-- The request --
Copy out all of the material exactly as presented.

Extracted records
[start]

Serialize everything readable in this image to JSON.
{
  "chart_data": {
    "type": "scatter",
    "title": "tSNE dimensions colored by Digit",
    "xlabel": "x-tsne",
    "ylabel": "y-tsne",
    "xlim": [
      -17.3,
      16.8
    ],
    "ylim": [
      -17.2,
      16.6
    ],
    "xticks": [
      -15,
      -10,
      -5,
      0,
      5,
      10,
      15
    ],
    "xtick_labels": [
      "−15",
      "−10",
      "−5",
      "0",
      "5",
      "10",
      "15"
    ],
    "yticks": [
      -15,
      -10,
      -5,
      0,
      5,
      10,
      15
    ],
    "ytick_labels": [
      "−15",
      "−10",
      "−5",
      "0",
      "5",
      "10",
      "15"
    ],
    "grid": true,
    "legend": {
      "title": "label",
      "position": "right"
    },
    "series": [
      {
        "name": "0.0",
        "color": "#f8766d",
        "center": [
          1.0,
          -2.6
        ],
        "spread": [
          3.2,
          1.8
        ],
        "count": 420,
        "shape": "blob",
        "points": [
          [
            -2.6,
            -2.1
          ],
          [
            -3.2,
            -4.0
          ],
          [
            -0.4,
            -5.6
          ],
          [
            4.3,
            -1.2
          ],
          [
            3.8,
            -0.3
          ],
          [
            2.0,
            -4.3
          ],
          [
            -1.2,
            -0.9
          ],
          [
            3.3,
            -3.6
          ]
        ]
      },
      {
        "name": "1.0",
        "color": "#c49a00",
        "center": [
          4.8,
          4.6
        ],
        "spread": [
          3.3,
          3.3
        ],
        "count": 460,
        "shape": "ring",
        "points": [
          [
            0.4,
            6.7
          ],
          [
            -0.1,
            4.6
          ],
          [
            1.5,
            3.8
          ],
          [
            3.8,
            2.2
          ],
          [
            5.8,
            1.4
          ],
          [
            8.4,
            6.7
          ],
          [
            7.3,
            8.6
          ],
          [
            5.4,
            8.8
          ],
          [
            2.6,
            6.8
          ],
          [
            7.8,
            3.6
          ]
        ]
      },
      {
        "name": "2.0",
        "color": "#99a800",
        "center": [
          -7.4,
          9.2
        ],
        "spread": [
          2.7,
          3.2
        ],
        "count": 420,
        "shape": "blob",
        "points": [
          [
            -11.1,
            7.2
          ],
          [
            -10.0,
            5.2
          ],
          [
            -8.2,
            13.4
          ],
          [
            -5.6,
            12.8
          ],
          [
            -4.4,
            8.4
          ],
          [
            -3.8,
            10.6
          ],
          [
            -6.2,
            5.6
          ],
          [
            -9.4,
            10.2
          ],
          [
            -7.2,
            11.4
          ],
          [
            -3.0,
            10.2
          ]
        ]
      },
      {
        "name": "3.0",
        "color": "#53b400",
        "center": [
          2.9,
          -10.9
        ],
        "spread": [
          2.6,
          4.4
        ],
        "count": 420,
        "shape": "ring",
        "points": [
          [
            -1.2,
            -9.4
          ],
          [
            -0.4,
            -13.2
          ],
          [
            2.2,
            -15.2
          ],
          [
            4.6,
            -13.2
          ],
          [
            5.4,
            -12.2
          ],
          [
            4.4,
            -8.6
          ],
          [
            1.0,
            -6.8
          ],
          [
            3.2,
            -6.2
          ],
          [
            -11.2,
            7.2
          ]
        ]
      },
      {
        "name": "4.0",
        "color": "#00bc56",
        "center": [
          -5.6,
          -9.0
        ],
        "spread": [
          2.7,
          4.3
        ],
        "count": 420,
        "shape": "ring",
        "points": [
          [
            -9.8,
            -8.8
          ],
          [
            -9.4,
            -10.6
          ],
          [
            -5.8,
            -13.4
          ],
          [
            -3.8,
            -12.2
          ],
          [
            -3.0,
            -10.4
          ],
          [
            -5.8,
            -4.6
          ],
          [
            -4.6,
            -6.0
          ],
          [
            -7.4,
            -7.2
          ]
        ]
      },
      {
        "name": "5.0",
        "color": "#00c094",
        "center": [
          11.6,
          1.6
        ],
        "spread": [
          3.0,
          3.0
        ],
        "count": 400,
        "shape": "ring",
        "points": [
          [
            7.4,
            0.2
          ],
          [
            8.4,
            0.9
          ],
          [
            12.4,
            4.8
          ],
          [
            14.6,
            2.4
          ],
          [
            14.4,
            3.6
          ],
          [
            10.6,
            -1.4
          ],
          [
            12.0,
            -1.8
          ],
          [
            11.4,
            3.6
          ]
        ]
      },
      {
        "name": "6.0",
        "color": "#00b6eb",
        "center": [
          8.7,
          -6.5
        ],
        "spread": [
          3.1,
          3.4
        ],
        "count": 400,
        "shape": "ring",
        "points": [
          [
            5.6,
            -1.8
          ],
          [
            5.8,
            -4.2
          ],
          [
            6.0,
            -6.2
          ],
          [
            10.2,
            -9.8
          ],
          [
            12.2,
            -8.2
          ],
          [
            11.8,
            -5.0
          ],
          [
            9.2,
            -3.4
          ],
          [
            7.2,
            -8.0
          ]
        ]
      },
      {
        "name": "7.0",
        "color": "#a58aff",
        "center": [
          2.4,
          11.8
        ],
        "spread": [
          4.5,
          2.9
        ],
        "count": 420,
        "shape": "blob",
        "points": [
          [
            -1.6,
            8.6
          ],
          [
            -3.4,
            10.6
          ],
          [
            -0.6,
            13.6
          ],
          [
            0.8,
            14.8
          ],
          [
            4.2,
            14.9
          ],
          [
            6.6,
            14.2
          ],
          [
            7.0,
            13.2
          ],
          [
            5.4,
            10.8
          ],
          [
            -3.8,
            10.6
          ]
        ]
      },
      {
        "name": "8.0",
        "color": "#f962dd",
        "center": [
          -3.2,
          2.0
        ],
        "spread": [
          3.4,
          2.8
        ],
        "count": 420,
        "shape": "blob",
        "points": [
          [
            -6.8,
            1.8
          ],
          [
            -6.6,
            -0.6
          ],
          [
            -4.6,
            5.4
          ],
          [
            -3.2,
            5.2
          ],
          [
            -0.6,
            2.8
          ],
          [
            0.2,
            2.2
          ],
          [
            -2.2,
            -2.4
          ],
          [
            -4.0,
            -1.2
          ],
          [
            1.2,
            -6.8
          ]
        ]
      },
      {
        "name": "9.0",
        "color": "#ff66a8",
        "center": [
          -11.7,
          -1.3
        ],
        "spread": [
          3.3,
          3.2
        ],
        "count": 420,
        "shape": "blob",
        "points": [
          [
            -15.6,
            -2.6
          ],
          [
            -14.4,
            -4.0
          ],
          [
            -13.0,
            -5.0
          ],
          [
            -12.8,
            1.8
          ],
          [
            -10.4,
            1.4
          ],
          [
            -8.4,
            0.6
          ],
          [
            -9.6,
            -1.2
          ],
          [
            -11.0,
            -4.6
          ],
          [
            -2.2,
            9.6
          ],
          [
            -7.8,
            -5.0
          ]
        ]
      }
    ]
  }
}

[end]

-- Output for this exercise --
Serialize everything readable in this image to JSON.
{
  "chart_data": {
    "type": "scatter",
    "title": "tSNE dimensions colored by Digit",
    "xlabel": "x-tsne",
    "ylabel": "y-tsne",
    "xlim": [
      -17.3,
      16.8
    ],
    "ylim": [
      -17.2,
      16.6
    ],
    "xticks": [
      -15,
      -10,
      -5,
      0,
      5,
      10,
      15
    ],
    "xtick_labels": [
      "−15",
      "−10",
      "−5",
      "0",
      "5",
      "10",
      "15"
    ],
    "yticks": [
      -15,
      -10,
      -5,
      0,
      5,
      10,
      15
    ],
    "ytick_labels": [
      "−15",
      "−10",
      "−5",
      "0",
      "5",
      "10",
      "15"
    ],
    "grid": true,
    "legend": {
      "title": "label",
      "position": "right"
    },
    "series": [
      {
        "name": "0.0",
        "color": "#f8766d",
        "center": [
          1.0,
          -2.6
        ],
        "spread": [
          3.2,
          1.8
        ],
        "count": 420,
        "shape": "blob",
        "points": [
          [
            -2.6,
            -2.1
          ],
          [
            -3.2,
            -4.0
          ],
          [
            -0.4,
            -5.6
          ],
          [
            4.3,
            -1.2
          ],
          [
            3.8,
            -0.3
          ],
          [
            2.0,
            -4.3
          ],
          [
            -1.2,
            -0.9
          ],
          [
            3.3,
            -3.6
          ]
        ]
      },
      {
        "name": "1.0",
        "color": "#c49a00",
        "center": [
          4.8,
          4.6
        ],
        "spread": [
          3.3,
          3.3
        ],
        "count": 460,
        "shape": "ring",
        "points": [
          [
            0.4,
            6.7
          ],
          [
            -0.1,
            4.6
          ],
          [
            1.5,
            3.8
          ],
          [
            3.8,
            2.2
          ],
          [
            5.8,
            1.4
          ],
          [
            8.4,
            6.7
          ],
          [
            7.3,
            8.6
          ],
          [
            5.4,
            8.8
          ],
          [
            2.6,
            6.8
          ],
          [
            7.8,
            3.6
          ]
        ]
      },
      {
        "name": "2.0",
        "color": "#99a800",
        "center": [
          -7.4,
          9.2
        ],
        "spread": [
          2.7,
          3.2
        ],
        "count": 420,
        "shape": "blob",
        "points": [
          [
            -11.1,
            7.2
          ],
          [
            -10.0,
            5.2
          ],
          [
            -8.2,
            13.4
          ],
          [
            -5.6,
            12.8
          ],
          [
            -4.4,
            8.4
          ],
          [
            -3.8,
            10.6
          ],
          [
            -6.2,
            5.6
          ],
          [
            -9.4,
            10.2
          ],
          [
            -7.2,
            11.4
          ],
          [
            -3.0,
            10.2
          ]
        ]
      },
      {
        "name": "3.0",
        "color": "#53b400",
        "center": [
          2.9,
          -10.9
        ],
        "spread": [
          2.6,
          4.4
        ],
        "count": 420,
        "shape": "ring",
        "points": [
          [
            -1.2,
            -9.4
          ],
          [
            -0.4,
            -13.2
          ],
          [
            2.2,
            -15.2
          ],
          [
            4.6,
            -13.2
          ],
          [
            5.4,
            -12.2
          ],
          [
            4.4,
            -8.6
          ],
          [
            1.0,
            -6.8
          ],
          [
            3.2,
            -6.2
          ],
          [
            -11.2,
            7.2
          ]
        ]
      },
      {
        "name": "4.0",
        "color": "#00bc56",
        "center": [
          -5.6,
          -9.0
        ],
        "spread": [
          2.7,
          4.3
        ],
        "count": 420,
        "shape": "ring",
        "points": [
          [
            -9.8,
            -8.8
          ],
          [
            -9.4,
            -10.6
          ],
          [
            -5.8,
            -13.4
          ],
          [
            -3.8,
            -12.2
          ],
          [
            -3.0,
            -10.4
          ],
          [
            -5.8,
            -4.6
          ],
          [
            -4.6,
            -6.0
          ],
          [
            -7.4,
            -7.2
          ]
        ]
      },
      {
        "name": "5.0",
        "color": "#00c094",
        "center": [
          11.6,
          1.6
        ],
        "spread": [
          3.0,
          3.0
        ],
        "count": 400,
        "shape": "ring",
        "points": [
          [
            7.4,
            0.2
          ],
          [
            8.4,
            0.9
          ],
          [
            12.4,
            4.8
          ],
          [
            14.6,
            2.4
          ],
          [
            14.4,
            3.6
          ],
          [
            10.6,
            -1.4
          ],
          [
            12.0,
            -1.8
          ],
          [
            11.4,
            3.6
          ]
        ]
      },
      {
        "name": "6.0",
        "color": "#00b6eb",
        "center": [
          8.7,
          -6.5
        ],
        "spread": [
          3.1,
          3.4
        ],
        "count": 400,
        "shape": "ring",
        "points": [
          [
            5.6,
            -1.8
          ],
          [
            5.8,
            -4.2
          ],
          [
            6.0,
            -6.2
          ],
          [
            10.2,
            -9.8
          ],
          [
            12.2,
            -8.2
          ],
          [
            11.8,
            -5.0
          ],
          [
            9.2,
            -3.4
          ],
          [
            7.2,
            -8.0
          ]
        ]
      },
      {
        "name": "7.0",
        "color": "#a58aff",
        "center": [
          2.4,
          11.8
        ],
        "spread": [
          4.5,
          2.9
        ],
        "count": 420,
        "shape": "blob",
        "points": [
          [
            -1.6,
            8.6
          ],
          [
            -3.4,
            10.6
          ],
          [
            -0.6,
            13.6
          ],
          [
            0.8,
            14.8
          ],
          [
            4.2,
            14.9
          ],
          [
            6.6,
            14.2
          ],
          [
            7.0,
            13.2
          ],
          [
            5.4,
            10.8
          ],
          [
            -3.8,
            10.6
          ]
        ]
      },
      {
        "name": "8.0",
        "color": "#f962dd",
        "center": [
          -3.2,
          2.0
        ],
        "spread": [
          3.4,
          2.8
        ],
        "count": 420,
        "shape": "blob",
        "points": [
          [
            -6.8,
            1.8
          ],
          [
            -6.6,
            -0.6
          ],
          [
            -4.6,
            5.4
          ],
          [
            -3.2,
            5.2
          ],
          [
            -0.6,
            2.8
          ],
          [
            0.2,
            2.2
          ],
          [
            -2.2,
            -2.4
          ],
          [
            -4.0,
            -1.2
          ],
          [
            1.2,
            -6.8
          ]
        ]
      },
      {
        "name": "9.0",
        "color": "#ff66a8",
        "center": [
          -11.7,
          -1.3
        ],
        "spread": [
          3.3,
          3.2
        ],
        "count": 420,
        "shape": "blob",
        "points": [
          [
            -15.6,
            -2.6
          ],
          [
            -14.4,
            -4.0
          ],
          [
            -13.0,
            -5.0
          ],
          [
            -12.8,
            1.8
          ],
          [
            -10.4,
            1.4
          ],
          [
            -8.4,
            0.6
          ],
          [
            -9.6,
            -1.2
          ],
          [
            -11.0,
            -4.6
          ],
          [
            -2.2,
            9.6
          ],
          [
            -7.8,
            -5.0
          ]
        ]
      }
    ]
  }
}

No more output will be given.